## AIM OF THE EXERCISE
Pick out all lines of the entries that include the word "entry" and copy them.

[Collected data entries]
** START **

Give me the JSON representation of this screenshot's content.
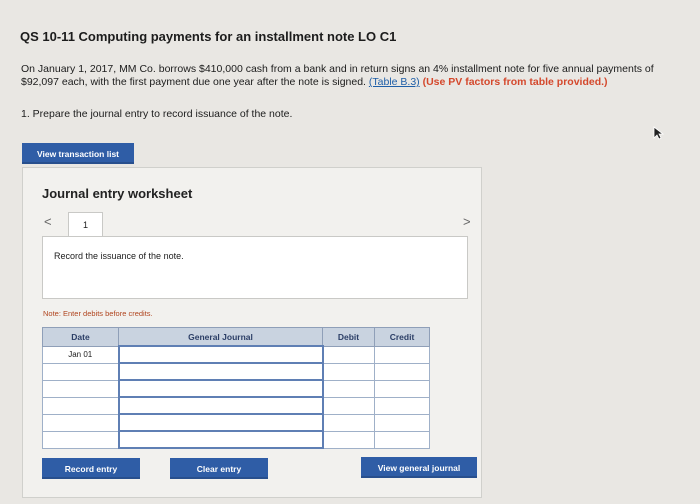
{
  "title": "QS 10-11 Computing payments for an installment note LO C1",
  "problem": {
    "text": "On January 1, 2017, MM Co. borrows $410,000 cash from a bank and in return signs an 4% installment note for five annual payments of $92,097 each, with the first payment due one year after the note is signed.",
    "table_link": "(Table B.3)",
    "pv_note": "(Use PV factors from table provided.)"
  },
  "step": "1. Prepare the journal entry to record issuance of the note.",
  "buttons": {
    "view_transaction_list": "View transaction list",
    "record_entry": "Record entry",
    "clear_entry": "Clear entry",
    "view_general_journal": "View general journal"
  },
  "worksheet": {
    "title": "Journal entry worksheet",
    "current_tab": "1",
    "prev_icon": "<",
    "next_icon": ">",
    "description": "Record the issuance of the note.",
    "note": "Note: Enter debits before credits."
  },
  "journal": {
    "headers": {
      "date": "Date",
      "general_journal": "General Journal",
      "debit": "Debit",
      "credit": "Credit"
    },
    "rows": [
      {
        "date": "Jan 01",
        "account": "",
        "debit": "",
        "credit": ""
      },
      {
        "date": "",
        "account": "",
        "debit": "",
        "credit": ""
      },
      {
        "date": "",
        "account": "",
        "debit": "",
        "credit": ""
      },
      {
        "date": "",
        "account": "",
        "debit": "",
        "credit": ""
      },
      {
        "date": "",
        "account": "",
        "debit": "",
        "credit": ""
      },
      {
        "date": "",
        "account": "",
        "debit": "",
        "credit": ""
      }
    ]
  },
  "colors": {
    "button_blue": "#2f5da6",
    "header_bg": "#c9d3e0",
    "link_blue": "#1f5fa8",
    "pv_red": "#d4482c",
    "note_red": "#b0451f"
  }
}
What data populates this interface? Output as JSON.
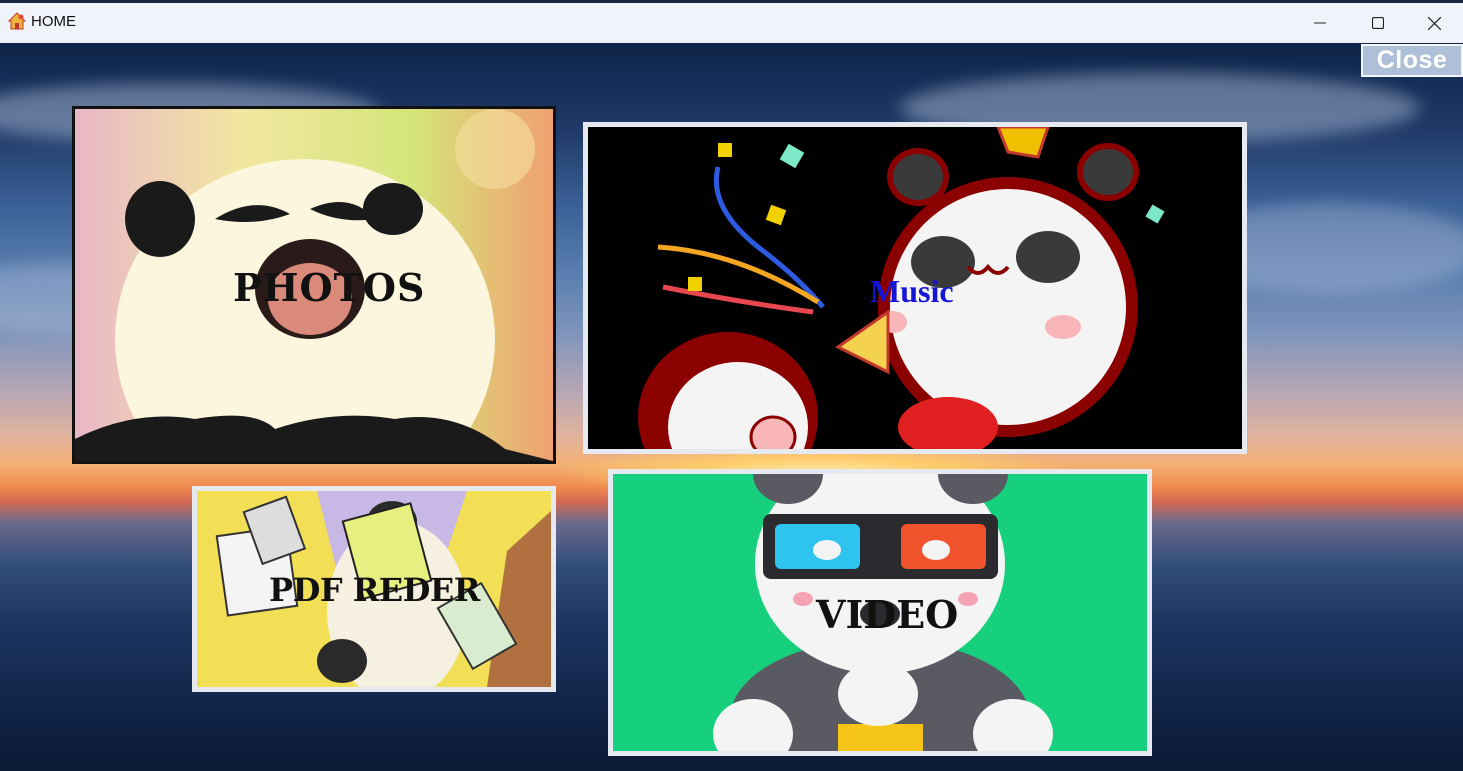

** END **

## EXPECTED OUTPUT
  "step": "1. Prepare the journal entry to record issuance of the note.",
    "record_entry": "Record entry",
    "clear_entry": "Clear entry",
    "title": "Journal entry worksheet",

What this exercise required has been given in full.